Element boundary records:
[Begin]
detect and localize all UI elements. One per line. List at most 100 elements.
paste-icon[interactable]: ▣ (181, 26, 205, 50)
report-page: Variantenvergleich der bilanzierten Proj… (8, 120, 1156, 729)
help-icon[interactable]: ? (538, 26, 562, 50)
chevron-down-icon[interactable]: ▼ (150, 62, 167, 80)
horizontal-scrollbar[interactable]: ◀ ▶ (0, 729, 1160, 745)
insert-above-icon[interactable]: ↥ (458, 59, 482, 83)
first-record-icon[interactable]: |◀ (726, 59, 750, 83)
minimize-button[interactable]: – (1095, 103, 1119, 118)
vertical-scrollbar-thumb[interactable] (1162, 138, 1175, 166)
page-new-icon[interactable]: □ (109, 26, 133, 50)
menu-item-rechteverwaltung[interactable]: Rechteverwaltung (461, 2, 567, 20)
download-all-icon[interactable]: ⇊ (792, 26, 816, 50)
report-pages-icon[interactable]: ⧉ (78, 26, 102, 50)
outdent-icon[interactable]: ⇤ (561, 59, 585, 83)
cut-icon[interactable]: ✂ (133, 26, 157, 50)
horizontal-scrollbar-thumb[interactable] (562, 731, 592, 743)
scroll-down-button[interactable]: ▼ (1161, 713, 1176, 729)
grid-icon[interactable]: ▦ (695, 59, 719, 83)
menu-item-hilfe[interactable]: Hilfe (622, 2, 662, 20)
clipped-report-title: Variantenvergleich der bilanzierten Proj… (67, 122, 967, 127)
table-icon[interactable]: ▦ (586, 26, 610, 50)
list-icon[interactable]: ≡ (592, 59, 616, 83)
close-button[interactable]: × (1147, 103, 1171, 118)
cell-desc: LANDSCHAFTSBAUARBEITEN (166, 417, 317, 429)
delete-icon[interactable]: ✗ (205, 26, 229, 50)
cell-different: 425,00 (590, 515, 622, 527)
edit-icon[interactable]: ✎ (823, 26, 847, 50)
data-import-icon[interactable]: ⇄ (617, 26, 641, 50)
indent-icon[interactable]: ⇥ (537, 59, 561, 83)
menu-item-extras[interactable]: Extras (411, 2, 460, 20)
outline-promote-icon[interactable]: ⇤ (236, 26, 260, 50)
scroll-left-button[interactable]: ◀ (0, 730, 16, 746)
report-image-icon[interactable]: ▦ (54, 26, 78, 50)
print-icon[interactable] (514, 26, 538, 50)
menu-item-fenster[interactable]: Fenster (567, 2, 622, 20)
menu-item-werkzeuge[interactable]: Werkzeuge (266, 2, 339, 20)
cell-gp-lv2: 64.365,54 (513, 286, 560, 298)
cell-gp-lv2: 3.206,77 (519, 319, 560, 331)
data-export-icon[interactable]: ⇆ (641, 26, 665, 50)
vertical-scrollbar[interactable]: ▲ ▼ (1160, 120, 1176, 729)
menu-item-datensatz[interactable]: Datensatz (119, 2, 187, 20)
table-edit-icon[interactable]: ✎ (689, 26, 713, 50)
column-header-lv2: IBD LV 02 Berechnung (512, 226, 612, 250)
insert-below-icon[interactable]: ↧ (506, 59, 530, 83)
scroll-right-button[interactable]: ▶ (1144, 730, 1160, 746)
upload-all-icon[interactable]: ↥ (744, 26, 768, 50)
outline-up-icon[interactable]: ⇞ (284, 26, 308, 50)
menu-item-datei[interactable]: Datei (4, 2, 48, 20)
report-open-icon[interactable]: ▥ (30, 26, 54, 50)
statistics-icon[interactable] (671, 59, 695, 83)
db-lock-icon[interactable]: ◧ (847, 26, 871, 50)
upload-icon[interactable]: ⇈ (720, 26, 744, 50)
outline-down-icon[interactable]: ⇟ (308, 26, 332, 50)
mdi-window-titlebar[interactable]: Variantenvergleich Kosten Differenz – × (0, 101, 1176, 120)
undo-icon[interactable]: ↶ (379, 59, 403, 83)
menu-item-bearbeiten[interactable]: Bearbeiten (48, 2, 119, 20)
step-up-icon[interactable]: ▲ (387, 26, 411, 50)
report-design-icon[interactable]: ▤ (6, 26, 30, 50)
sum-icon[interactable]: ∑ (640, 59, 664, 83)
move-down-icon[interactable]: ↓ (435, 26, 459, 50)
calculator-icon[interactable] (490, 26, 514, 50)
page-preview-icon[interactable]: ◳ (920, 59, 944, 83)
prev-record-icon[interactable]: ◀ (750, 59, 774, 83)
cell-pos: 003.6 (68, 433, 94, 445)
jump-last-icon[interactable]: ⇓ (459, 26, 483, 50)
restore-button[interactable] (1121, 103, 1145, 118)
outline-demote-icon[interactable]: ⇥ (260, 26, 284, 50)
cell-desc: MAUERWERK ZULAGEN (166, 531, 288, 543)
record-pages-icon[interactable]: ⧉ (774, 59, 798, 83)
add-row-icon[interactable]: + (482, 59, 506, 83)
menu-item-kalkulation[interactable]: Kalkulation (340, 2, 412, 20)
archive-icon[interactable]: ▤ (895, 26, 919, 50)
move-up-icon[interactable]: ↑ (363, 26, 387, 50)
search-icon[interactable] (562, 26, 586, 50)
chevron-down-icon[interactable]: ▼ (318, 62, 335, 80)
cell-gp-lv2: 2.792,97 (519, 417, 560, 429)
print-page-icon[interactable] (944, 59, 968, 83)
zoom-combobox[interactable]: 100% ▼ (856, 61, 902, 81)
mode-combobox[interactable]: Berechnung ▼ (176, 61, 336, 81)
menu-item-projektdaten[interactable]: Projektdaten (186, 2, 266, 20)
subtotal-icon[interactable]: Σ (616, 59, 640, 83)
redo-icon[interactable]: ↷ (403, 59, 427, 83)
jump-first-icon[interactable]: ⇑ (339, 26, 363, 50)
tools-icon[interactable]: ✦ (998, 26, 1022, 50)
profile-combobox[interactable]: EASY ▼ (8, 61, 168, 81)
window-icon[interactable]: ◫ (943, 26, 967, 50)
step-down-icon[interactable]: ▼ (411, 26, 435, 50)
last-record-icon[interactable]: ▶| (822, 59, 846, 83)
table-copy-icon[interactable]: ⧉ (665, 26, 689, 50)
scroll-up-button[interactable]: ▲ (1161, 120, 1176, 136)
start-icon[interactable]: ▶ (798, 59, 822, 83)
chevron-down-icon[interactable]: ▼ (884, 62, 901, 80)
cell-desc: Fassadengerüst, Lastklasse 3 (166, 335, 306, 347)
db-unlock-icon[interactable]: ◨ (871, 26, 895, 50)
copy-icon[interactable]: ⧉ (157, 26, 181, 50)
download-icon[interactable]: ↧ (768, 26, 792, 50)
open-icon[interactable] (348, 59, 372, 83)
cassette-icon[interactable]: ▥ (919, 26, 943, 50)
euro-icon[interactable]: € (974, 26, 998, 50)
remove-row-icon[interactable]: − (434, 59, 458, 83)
[End]
What to work on — Identify every line in the entries above that contains the string "open", and copy each such line in full.

Result of the task —
report-open-icon[interactable]: ▥ (30, 26, 54, 50)
open-icon[interactable] (348, 59, 372, 83)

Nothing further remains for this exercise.